What is expected: The data must be returned in full and exactly as given.
═══
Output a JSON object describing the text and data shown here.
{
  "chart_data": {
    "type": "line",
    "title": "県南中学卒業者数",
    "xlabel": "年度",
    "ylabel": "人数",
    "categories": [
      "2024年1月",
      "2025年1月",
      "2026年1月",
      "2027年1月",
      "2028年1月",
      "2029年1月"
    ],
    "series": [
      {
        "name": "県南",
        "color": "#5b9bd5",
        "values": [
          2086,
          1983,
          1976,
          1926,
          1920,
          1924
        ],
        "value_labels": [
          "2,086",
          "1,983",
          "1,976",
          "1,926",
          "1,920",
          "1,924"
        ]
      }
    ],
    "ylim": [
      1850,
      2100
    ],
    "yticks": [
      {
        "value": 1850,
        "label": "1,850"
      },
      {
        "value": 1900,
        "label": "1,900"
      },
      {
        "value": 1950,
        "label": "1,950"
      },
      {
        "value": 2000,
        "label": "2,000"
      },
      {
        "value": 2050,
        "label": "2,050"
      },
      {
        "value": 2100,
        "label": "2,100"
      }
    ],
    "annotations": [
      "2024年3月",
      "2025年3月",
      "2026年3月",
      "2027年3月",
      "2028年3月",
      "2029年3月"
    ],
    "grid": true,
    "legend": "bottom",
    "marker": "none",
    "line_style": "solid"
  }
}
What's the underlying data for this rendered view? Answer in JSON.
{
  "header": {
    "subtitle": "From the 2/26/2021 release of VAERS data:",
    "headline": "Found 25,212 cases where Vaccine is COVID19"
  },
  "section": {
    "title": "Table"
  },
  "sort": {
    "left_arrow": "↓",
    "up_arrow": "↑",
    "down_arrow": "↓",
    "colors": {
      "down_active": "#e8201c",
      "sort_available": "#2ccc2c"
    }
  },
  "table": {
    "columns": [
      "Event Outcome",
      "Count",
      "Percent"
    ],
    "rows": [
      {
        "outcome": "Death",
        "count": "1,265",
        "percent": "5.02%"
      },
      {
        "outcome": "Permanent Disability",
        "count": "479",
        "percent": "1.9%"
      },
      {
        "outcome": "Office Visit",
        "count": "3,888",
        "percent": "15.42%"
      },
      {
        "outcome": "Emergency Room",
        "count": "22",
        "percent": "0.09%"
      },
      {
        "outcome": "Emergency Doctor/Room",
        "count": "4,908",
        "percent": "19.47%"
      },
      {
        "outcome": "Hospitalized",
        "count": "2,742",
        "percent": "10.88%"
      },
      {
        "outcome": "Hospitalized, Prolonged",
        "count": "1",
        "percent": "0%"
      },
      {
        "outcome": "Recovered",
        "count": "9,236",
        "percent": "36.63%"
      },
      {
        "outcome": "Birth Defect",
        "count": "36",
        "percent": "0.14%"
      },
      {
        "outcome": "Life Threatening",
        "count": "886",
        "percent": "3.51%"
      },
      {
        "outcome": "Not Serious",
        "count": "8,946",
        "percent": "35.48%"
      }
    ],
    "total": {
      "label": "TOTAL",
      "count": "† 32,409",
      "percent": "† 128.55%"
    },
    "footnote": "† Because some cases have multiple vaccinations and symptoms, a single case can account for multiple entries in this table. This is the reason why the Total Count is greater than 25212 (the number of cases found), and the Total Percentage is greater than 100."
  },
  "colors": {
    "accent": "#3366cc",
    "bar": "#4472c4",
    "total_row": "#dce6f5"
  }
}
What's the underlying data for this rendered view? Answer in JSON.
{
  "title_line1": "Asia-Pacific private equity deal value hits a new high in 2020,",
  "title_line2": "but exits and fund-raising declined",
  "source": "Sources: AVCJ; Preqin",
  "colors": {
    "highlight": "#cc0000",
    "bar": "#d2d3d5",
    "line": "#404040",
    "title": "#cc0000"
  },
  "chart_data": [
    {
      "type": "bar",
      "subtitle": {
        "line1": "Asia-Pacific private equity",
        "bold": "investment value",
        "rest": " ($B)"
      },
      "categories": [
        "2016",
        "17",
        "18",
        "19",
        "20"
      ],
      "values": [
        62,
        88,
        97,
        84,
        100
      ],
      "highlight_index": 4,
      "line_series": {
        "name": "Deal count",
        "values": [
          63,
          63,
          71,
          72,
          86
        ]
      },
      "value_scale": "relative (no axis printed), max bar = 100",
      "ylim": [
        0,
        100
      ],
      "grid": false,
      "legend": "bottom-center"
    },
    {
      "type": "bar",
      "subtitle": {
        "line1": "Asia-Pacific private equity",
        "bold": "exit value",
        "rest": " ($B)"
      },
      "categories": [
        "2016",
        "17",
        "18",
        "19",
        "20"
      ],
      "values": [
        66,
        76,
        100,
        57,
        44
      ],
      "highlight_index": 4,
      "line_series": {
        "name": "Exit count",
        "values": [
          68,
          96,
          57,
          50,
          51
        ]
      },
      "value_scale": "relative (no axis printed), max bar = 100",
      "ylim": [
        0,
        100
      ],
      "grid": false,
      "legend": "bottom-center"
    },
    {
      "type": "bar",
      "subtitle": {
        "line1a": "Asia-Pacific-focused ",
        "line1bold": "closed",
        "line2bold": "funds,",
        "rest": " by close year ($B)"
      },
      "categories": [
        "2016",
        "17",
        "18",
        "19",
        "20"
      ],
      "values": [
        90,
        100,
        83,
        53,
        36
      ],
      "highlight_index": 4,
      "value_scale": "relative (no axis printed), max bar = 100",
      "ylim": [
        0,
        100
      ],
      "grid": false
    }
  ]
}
═══
Correct response:
Output a JSON object describing the text and data shown here.
{
  "chart_data": {
    "type": "line",
    "title": "県南中学卒業者数",
    "xlabel": "年度",
    "ylabel": "人数",
    "categories": [
      "2024年1月",
      "2025年1月",
      "2026年1月",
      "2027年1月",
      "2028年1月",
      "2029年1月"
    ],
    "series": [
      {
        "name": "県南",
        "color": "#5b9bd5",
        "values": [
          2086,
          1983,
          1976,
          1926,
          1920,
          1924
        ],
        "value_labels": [
          "2,086",
          "1,983",
          "1,976",
          "1,926",
          "1,920",
          "1,924"
        ]
      }
    ],
    "ylim": [
      1850,
      2100
    ],
    "yticks": [
      {
        "value": 1850,
        "label": "1,850"
      },
      {
        "value": 1900,
        "label": "1,900"
      },
      {
        "value": 1950,
        "label": "1,950"
      },
      {
        "value": 2000,
        "label": "2,000"
      },
      {
        "value": 2050,
        "label": "2,050"
      },
      {
        "value": 2100,
        "label": "2,100"
      }
    ],
    "annotations": [
      "2024年3月",
      "2025年3月",
      "2026年3月",
      "2027年3月",
      "2028年3月",
      "2029年3月"
    ],
    "grid": true,
    "legend": "bottom",
    "marker": "none",
    "line_style": "solid"
  }
}
What's the underlying data for this rendered view? Answer in JSON.
{
  "header": {
    "subtitle": "From the 2/26/2021 release of VAERS data:",
    "headline": "Found 25,212 cases where Vaccine is COVID19"
  },
  "section": {
    "title": "Table"
  },
  "sort": {
    "left_arrow": "↓",
    "up_arrow": "↑",
    "down_arrow": "↓",
    "colors": {
      "down_active": "#e8201c",
      "sort_available": "#2ccc2c"
    }
  },
  "table": {
    "columns": [
      "Event Outcome",
      "Count",
      "Percent"
    ],
    "rows": [
      {
        "outcome": "Death",
        "count": "1,265",
        "percent": "5.02%"
      },
      {
        "outcome": "Permanent Disability",
        "count": "479",
        "percent": "1.9%"
      },
      {
        "outcome": "Office Visit",
        "count": "3,888",
        "percent": "15.42%"
      },
      {
        "outcome": "Emergency Room",
        "count": "22",
        "percent": "0.09%"
      },
      {
        "outcome": "Emergency Doctor/Room",
        "count": "4,908",
        "percent": "19.47%"
      },
      {
        "outcome": "Hospitalized",
        "count": "2,742",
        "percent": "10.88%"
      },
      {
        "outcome": "Hospitalized, Prolonged",
        "count": "1",
        "percent": "0%"
      },
      {
        "outcome": "Recovered",
        "count": "9,236",
        "percent": "36.63%"
      },
      {
        "outcome": "Birth Defect",
        "count": "36",
        "percent": "0.14%"
      },
      {
        "outcome": "Life Threatening",
        "count": "886",
        "percent": "3.51%"
      },
      {
        "outcome": "Not Serious",
        "count": "8,946",
        "percent": "35.48%"
      }
    ],
    "total": {
      "label": "TOTAL",
      "count": "† 32,409",
      "percent": "† 128.55%"
    },
    "footnote": "† Because some cases have multiple vaccinations and symptoms, a single case can account for multiple entries in this table. This is the reason why the Total Count is greater than 25212 (the number of cases found), and the Total Percentage is greater than 100."
  },
  "colors": {
    "accent": "#3366cc",
    "bar": "#4472c4",
    "total_row": "#dce6f5"
  }
}
What's the underlying data for this rendered view? Answer in JSON.
{
  "title_line1": "Asia-Pacific private equity deal value hits a new high in 2020,",
  "title_line2": "but exits and fund-raising declined",
  "source": "Sources: AVCJ; Preqin",
  "colors": {
    "highlight": "#cc0000",
    "bar": "#d2d3d5",
    "line": "#404040",
    "title": "#cc0000"
  },
  "chart_data": [
    {
      "type": "bar",
      "subtitle": {
        "line1": "Asia-Pacific private equity",
        "bold": "investment value",
        "rest": " ($B)"
      },
      "categories": [
        "2016",
        "17",
        "18",
        "19",
        "20"
      ],
      "values": [
        62,
        88,
        97,
        84,
        100
      ],
      "highlight_index": 4,
      "line_series": {
        "name": "Deal count",
        "values": [
          63,
          63,
          71,
          72,
          86
        ]
      },
      "value_scale": "relative (no axis printed), max bar = 100",
      "ylim": [
        0,
        100
      ],
      "grid": false,
      "legend": "bottom-center"
    },
    {
      "type": "bar",
      "subtitle": {
        "line1": "Asia-Pacific private equity",
        "bold": "exit value",
        "rest": " ($B)"
      },
      "categories": [
        "2016",
        "17",
        "18",
        "19",
        "20"
      ],
      "values": [
        66,
        76,
        100,
        57,
        44
      ],
      "highlight_index": 4,
      "line_series": {
        "name": "Exit count",
        "values": [
          68,
          96,
          57,
          50,
          51
        ]
      },
      "value_scale": "relative (no axis printed), max bar = 100",
      "ylim": [
        0,
        100
      ],
      "grid": false,
      "legend": "bottom-center"
    },
    {
      "type": "bar",
      "subtitle": {
        "line1a": "Asia-Pacific-focused ",
        "line1bold": "closed",
        "line2bold": "funds,",
        "rest": " by close year ($B)"
      },
      "categories": [
        "2016",
        "17",
        "18",
        "19",
        "20"
      ],
      "values": [
        90,
        100,
        83,
        53,
        36
      ],
      "highlight_index": 4,
      "value_scale": "relative (no axis printed), max bar = 100",
      "ylim": [
        0,
        100
      ],
      "grid": false
    }
  ]
}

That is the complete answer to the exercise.